▶ The exercise: Each line that follows should be printed again exactly as it stands.

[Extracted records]
▼
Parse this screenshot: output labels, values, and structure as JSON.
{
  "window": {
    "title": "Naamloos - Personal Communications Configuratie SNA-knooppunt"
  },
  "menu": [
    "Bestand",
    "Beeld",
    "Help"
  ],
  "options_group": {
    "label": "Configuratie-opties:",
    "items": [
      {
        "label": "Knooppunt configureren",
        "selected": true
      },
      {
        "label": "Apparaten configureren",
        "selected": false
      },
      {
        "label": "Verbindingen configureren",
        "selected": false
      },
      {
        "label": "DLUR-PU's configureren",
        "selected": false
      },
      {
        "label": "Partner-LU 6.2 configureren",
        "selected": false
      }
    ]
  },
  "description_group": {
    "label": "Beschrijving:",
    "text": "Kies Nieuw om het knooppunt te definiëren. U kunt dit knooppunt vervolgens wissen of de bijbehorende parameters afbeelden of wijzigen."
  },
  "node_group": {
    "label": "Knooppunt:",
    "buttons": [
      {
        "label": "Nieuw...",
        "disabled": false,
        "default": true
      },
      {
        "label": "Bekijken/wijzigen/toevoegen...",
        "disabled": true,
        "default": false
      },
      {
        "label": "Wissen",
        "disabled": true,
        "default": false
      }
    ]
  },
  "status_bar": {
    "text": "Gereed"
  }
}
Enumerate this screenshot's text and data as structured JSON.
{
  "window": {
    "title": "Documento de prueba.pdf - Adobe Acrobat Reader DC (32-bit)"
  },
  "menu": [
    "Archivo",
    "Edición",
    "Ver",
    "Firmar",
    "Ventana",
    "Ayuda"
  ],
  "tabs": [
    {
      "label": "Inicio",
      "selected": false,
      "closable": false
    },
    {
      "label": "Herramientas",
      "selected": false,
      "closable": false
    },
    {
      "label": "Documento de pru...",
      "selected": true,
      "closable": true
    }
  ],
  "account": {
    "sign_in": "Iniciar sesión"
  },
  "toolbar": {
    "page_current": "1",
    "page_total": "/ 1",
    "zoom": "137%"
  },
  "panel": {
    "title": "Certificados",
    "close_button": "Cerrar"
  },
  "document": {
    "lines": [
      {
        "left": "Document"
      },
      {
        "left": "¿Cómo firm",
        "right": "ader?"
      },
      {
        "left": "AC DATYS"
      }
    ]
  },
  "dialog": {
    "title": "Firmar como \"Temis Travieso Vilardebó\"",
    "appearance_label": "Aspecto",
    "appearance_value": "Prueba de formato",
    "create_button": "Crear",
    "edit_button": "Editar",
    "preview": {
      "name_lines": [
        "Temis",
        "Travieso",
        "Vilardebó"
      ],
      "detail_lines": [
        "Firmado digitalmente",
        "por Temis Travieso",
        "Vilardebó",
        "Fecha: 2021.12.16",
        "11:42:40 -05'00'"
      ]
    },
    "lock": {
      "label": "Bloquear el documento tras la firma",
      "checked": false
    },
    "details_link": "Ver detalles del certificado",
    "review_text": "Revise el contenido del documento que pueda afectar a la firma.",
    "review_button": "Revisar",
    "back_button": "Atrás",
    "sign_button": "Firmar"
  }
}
▲
▶ Correct result:
Parse this screenshot: output labels, values, and structure as JSON.
{
  "window": {
    "title": "Naamloos - Personal Communications Configuratie SNA-knooppunt"
  },
  "menu": [
    "Bestand",
    "Beeld",
    "Help"
  ],
  "options_group": {
    "label": "Configuratie-opties:",
    "items": [
      {
        "label": "Knooppunt configureren",
        "selected": true
      },
      {
        "label": "Apparaten configureren",
        "selected": false
      },
      {
        "label": "Verbindingen configureren",
        "selected": false
      },
      {
        "label": "DLUR-PU's configureren",
        "selected": false
      },
      {
        "label": "Partner-LU 6.2 configureren",
        "selected": false
      }
    ]
  },
  "description_group": {
    "label": "Beschrijving:",
    "text": "Kies Nieuw om het knooppunt te definiëren. U kunt dit knooppunt vervolgens wissen of de bijbehorende parameters afbeelden of wijzigen."
  },
  "node_group": {
    "label": "Knooppunt:",
    "buttons": [
      {
        "label": "Nieuw...",
        "disabled": false,
        "default": true
      },
      {
        "label": "Bekijken/wijzigen/toevoegen...",
        "disabled": true,
        "default": false
      },
      {
        "label": "Wissen",
        "disabled": true,
        "default": false
      }
    ]
  },
  "status_bar": {
    "text": "Gereed"
  }
}
Enumerate this screenshot's text and data as structured JSON.
{
  "window": {
    "title": "Documento de prueba.pdf - Adobe Acrobat Reader DC (32-bit)"
  },
  "menu": [
    "Archivo",
    "Edición",
    "Ver",
    "Firmar",
    "Ventana",
    "Ayuda"
  ],
  "tabs": [
    {
      "label": "Inicio",
      "selected": false,
      "closable": false
    },
    {
      "label": "Herramientas",
      "selected": false,
      "closable": false
    },
    {
      "label": "Documento de pru...",
      "selected": true,
      "closable": true
    }
  ],
  "account": {
    "sign_in": "Iniciar sesión"
  },
  "toolbar": {
    "page_current": "1",
    "page_total": "/ 1",
    "zoom": "137%"
  },
  "panel": {
    "title": "Certificados",
    "close_button": "Cerrar"
  },
  "document": {
    "lines": [
      {
        "left": "Document"
      },
      {
        "left": "¿Cómo firm",
        "right": "ader?"
      },
      {
        "left": "AC DATYS"
      }
    ]
  },
  "dialog": {
    "title": "Firmar como \"Temis Travieso Vilardebó\"",
    "appearance_label": "Aspecto",
    "appearance_value": "Prueba de formato",
    "create_button": "Crear",
    "edit_button": "Editar",
    "preview": {
      "name_lines": [
        "Temis",
        "Travieso",
        "Vilardebó"
      ],
      "detail_lines": [
        "Firmado digitalmente",
        "por Temis Travieso",
        "Vilardebó",
        "Fecha: 2021.12.16",
        "11:42:40 -05'00'"
      ]
    },
    "lock": {
      "label": "Bloquear el documento tras la firma",
      "checked": false
    },
    "details_link": "Ver detalles del certificado",
    "review_text": "Revise el contenido del documento que pueda afectar a la firma.",
    "review_button": "Revisar",
    "back_button": "Atrás",
    "sign_button": "Firmar"
  }
}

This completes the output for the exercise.